Figure data in JSON:
○ ○ ○ ○ ○

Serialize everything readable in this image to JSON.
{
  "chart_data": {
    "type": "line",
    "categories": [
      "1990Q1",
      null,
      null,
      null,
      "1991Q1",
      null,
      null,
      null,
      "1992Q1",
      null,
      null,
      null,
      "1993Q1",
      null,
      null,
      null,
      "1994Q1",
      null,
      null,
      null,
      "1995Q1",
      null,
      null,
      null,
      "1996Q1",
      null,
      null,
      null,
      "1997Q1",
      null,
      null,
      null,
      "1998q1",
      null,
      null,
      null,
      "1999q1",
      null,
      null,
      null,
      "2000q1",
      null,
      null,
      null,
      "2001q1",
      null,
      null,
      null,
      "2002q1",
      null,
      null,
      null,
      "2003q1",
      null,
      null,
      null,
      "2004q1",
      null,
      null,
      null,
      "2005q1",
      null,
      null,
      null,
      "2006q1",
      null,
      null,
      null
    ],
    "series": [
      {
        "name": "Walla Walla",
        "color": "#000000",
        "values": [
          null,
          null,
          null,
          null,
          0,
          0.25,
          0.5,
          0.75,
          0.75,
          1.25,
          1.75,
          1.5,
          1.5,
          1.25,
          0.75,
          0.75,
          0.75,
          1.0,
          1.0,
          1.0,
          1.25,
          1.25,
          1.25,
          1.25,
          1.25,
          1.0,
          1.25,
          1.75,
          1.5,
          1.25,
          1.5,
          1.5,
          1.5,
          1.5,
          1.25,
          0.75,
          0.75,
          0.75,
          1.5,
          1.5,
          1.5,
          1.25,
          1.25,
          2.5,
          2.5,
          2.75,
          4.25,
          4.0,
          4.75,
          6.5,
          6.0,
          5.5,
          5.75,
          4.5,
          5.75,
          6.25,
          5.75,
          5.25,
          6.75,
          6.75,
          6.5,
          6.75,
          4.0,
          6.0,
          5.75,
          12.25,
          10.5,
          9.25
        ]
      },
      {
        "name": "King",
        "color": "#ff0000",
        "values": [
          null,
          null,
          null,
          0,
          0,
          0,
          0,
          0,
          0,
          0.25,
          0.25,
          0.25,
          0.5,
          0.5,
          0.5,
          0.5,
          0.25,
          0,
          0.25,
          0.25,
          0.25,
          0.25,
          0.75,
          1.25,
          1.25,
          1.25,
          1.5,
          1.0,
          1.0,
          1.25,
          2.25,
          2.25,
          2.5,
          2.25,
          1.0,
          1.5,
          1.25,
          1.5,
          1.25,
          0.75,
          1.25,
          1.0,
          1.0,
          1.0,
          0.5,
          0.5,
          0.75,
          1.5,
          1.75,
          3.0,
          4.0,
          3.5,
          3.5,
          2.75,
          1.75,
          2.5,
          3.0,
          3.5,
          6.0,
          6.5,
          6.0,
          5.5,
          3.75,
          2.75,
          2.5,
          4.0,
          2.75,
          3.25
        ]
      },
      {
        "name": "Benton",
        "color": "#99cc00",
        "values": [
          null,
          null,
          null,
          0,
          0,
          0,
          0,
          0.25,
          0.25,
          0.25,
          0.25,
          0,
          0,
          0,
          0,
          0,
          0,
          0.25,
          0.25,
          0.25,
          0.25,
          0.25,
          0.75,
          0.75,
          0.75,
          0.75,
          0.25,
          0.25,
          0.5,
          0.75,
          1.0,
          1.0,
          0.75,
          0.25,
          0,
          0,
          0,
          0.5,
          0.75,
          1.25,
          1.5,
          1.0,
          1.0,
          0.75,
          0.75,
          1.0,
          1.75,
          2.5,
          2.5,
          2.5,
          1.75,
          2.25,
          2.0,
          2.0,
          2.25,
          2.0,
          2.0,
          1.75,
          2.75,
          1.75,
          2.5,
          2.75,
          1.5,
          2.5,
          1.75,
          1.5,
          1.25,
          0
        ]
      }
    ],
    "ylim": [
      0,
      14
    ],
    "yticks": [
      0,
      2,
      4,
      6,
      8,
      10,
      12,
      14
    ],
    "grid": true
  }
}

○ ○ ○ ○ ○

WHAT TO DO: Gather all lines from the records above in which "name" appears.

SOLUTION TO THE EXERCISE:
        "name": "Walla Walla",
        "name": "King",
        "name": "Benton",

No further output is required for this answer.